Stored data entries
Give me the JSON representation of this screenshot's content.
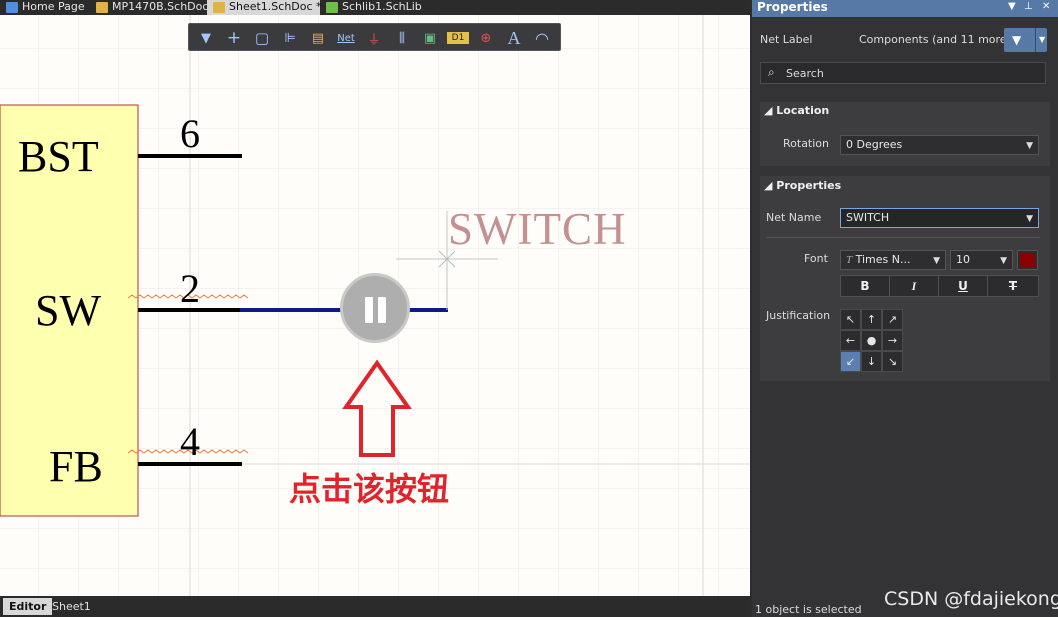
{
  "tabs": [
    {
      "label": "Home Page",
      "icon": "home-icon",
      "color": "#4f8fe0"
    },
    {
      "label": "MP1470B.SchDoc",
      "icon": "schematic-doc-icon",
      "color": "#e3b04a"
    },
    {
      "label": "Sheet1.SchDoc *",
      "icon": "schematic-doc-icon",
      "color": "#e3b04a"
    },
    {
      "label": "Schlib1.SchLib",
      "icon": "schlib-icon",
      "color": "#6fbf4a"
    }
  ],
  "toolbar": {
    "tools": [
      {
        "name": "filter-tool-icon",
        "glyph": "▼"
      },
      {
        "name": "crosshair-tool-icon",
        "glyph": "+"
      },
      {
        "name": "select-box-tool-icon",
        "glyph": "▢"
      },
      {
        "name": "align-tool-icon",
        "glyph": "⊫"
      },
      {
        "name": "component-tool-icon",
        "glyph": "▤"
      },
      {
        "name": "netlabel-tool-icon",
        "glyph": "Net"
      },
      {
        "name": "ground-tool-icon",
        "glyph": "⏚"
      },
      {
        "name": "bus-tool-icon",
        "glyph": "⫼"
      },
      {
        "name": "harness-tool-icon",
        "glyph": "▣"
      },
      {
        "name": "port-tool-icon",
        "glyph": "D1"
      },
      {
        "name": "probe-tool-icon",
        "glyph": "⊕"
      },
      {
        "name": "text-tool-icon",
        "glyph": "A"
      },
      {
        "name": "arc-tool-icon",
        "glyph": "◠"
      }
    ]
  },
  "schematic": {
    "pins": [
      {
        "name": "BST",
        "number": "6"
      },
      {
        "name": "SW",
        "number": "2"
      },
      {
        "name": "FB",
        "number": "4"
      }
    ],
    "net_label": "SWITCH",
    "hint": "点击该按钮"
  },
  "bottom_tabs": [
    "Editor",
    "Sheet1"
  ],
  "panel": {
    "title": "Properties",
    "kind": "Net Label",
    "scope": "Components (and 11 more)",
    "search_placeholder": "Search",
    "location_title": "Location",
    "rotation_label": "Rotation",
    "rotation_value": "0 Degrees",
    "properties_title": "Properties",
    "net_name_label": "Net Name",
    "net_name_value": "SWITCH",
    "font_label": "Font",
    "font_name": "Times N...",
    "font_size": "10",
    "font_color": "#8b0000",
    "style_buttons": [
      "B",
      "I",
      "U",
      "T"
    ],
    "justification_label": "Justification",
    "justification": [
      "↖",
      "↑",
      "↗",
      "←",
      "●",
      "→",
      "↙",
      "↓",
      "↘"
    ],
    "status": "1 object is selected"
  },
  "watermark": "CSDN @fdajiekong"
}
---
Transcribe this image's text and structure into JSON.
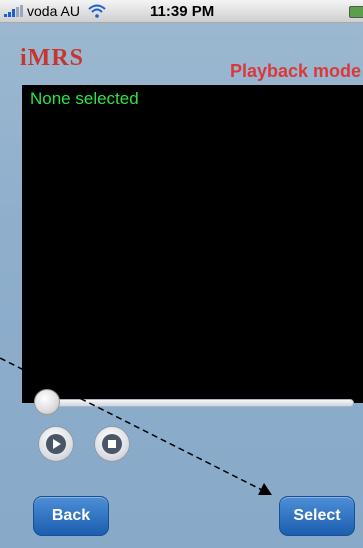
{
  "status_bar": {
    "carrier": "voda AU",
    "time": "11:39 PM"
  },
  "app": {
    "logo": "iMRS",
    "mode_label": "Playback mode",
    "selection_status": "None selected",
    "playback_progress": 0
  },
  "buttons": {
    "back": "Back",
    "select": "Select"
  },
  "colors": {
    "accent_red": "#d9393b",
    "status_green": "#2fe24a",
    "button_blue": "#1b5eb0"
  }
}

### Task to carry out
Copy every line of the listing where the word "SWITCH" appears.

### Output of the exercise
    "net_label": "SWITCH",
    "net_name_value": "SWITCH",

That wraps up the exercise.